### EXERCISE DATA
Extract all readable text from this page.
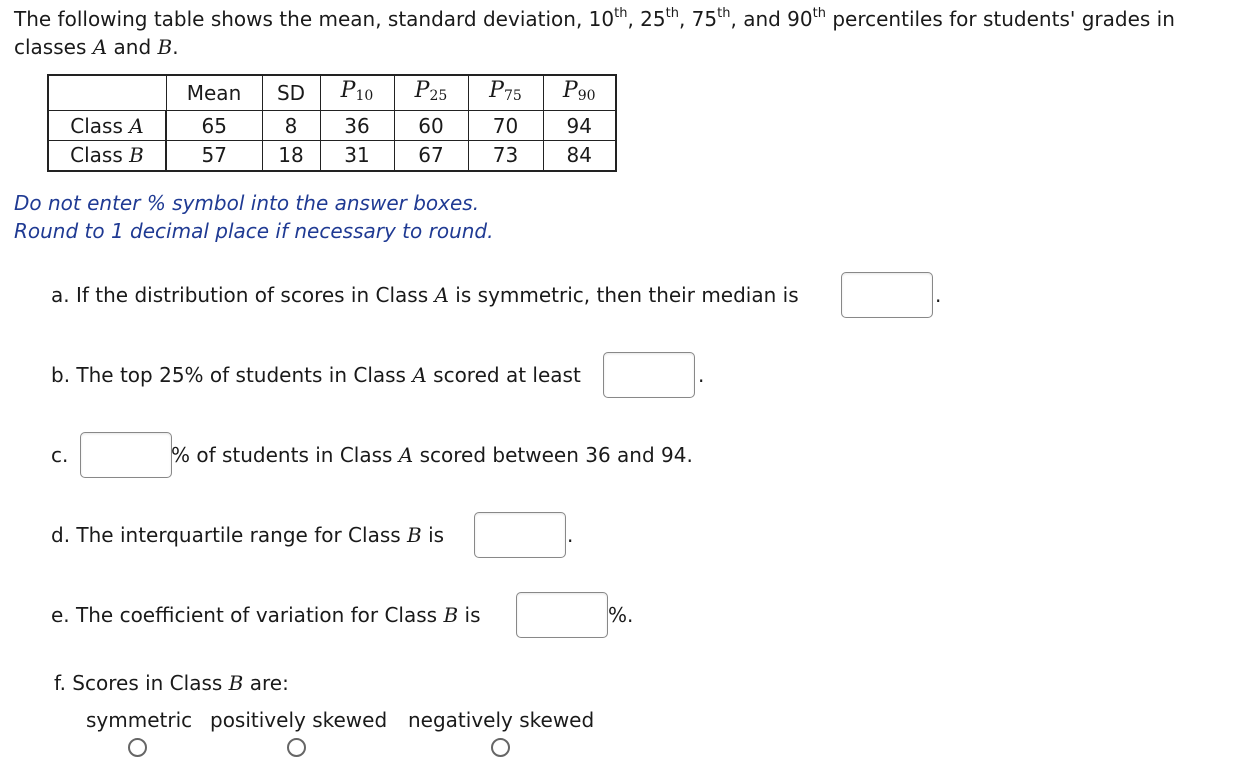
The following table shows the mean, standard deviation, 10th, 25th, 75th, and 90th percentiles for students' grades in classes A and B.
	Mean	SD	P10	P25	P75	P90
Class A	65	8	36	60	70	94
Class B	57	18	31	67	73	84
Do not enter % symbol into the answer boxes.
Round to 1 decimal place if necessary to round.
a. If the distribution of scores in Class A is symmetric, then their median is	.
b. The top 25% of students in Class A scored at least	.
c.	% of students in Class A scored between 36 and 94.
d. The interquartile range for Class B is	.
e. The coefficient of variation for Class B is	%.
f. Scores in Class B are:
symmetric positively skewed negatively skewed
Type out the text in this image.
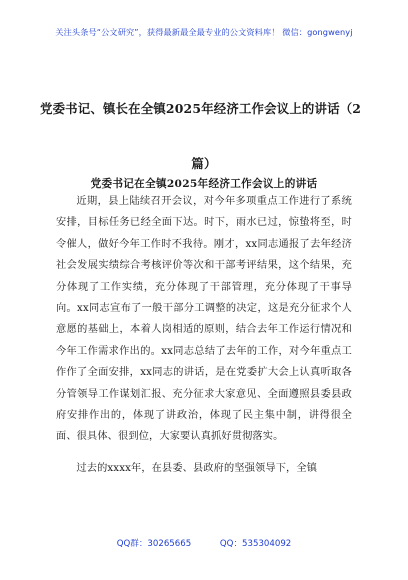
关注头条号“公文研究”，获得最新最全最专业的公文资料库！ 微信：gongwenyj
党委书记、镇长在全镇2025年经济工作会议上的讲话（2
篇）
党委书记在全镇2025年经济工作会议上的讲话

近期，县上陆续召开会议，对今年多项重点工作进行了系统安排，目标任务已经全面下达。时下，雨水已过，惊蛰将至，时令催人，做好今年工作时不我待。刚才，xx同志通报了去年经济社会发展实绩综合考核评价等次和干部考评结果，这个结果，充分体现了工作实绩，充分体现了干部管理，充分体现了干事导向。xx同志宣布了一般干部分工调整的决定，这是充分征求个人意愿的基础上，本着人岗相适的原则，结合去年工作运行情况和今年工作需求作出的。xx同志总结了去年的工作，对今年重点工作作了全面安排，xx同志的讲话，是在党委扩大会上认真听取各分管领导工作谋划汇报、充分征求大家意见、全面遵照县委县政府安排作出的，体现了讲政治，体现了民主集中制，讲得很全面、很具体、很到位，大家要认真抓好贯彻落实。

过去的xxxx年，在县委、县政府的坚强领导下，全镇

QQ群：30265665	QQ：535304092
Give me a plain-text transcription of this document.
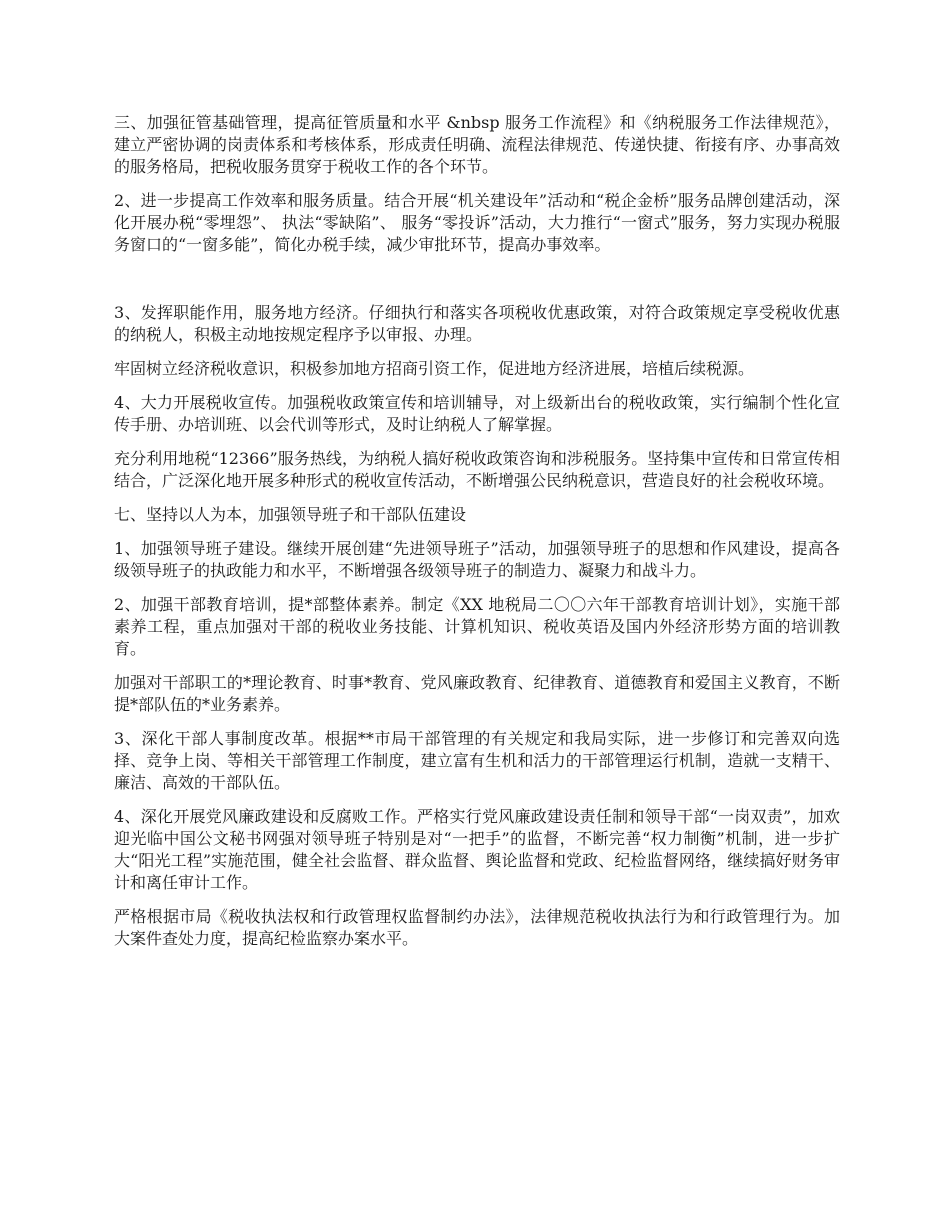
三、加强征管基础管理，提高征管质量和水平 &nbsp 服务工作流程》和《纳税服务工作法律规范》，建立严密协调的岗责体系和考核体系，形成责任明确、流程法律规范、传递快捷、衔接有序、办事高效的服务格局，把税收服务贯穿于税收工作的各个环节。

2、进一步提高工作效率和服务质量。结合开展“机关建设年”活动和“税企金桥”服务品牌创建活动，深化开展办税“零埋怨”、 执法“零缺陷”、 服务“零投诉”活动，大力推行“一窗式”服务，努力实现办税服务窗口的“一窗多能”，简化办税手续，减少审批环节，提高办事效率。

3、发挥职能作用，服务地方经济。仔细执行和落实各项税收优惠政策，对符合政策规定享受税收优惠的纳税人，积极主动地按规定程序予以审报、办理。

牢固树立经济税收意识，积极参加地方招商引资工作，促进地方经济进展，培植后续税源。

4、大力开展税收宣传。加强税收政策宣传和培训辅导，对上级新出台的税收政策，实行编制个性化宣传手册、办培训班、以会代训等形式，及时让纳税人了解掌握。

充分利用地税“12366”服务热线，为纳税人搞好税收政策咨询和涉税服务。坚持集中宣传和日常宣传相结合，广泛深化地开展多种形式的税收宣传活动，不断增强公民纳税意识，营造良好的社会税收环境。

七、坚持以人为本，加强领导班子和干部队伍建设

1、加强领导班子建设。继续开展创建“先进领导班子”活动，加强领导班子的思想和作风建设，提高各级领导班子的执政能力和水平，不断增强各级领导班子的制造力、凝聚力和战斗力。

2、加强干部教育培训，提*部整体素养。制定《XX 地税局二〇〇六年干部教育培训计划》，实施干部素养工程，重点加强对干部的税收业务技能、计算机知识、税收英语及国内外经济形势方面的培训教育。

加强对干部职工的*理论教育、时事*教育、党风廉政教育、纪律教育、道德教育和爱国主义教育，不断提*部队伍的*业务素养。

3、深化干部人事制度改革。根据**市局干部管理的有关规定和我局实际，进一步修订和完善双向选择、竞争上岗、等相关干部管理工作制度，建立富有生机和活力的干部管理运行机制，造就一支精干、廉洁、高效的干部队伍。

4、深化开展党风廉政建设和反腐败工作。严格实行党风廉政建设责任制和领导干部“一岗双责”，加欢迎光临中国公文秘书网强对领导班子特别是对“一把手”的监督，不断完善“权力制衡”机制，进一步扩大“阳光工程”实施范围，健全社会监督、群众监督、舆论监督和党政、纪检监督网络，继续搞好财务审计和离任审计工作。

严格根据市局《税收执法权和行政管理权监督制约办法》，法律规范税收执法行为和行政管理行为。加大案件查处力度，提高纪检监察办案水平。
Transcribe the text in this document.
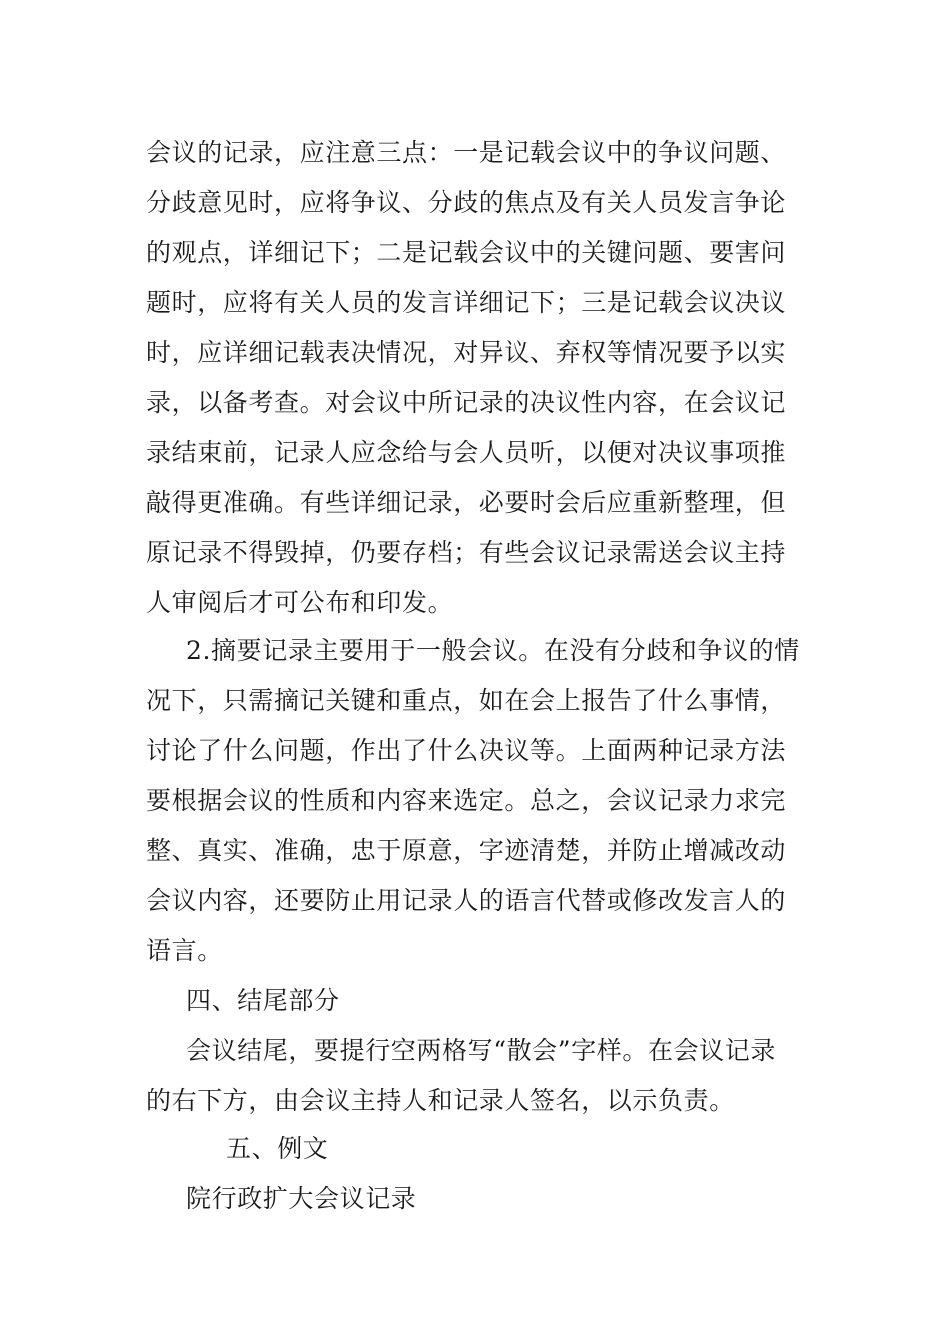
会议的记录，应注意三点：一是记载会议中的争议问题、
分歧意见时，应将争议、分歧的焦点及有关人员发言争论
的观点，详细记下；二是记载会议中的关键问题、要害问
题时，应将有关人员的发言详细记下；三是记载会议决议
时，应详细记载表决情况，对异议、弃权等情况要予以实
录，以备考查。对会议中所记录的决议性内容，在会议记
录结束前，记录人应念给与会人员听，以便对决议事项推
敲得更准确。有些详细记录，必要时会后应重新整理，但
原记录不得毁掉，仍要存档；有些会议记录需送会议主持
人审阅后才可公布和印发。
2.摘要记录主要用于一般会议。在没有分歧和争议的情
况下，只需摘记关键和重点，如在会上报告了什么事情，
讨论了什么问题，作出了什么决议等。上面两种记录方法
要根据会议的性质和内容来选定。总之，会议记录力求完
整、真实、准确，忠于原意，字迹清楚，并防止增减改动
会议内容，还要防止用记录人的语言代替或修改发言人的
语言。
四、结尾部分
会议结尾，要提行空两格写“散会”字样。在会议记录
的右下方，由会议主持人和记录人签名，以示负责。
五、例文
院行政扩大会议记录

### TASK DESCRIPTION
On how many lines does the word "document" appear? Answer with only the number.

### SOLUTION TO THIS PROBLEM
2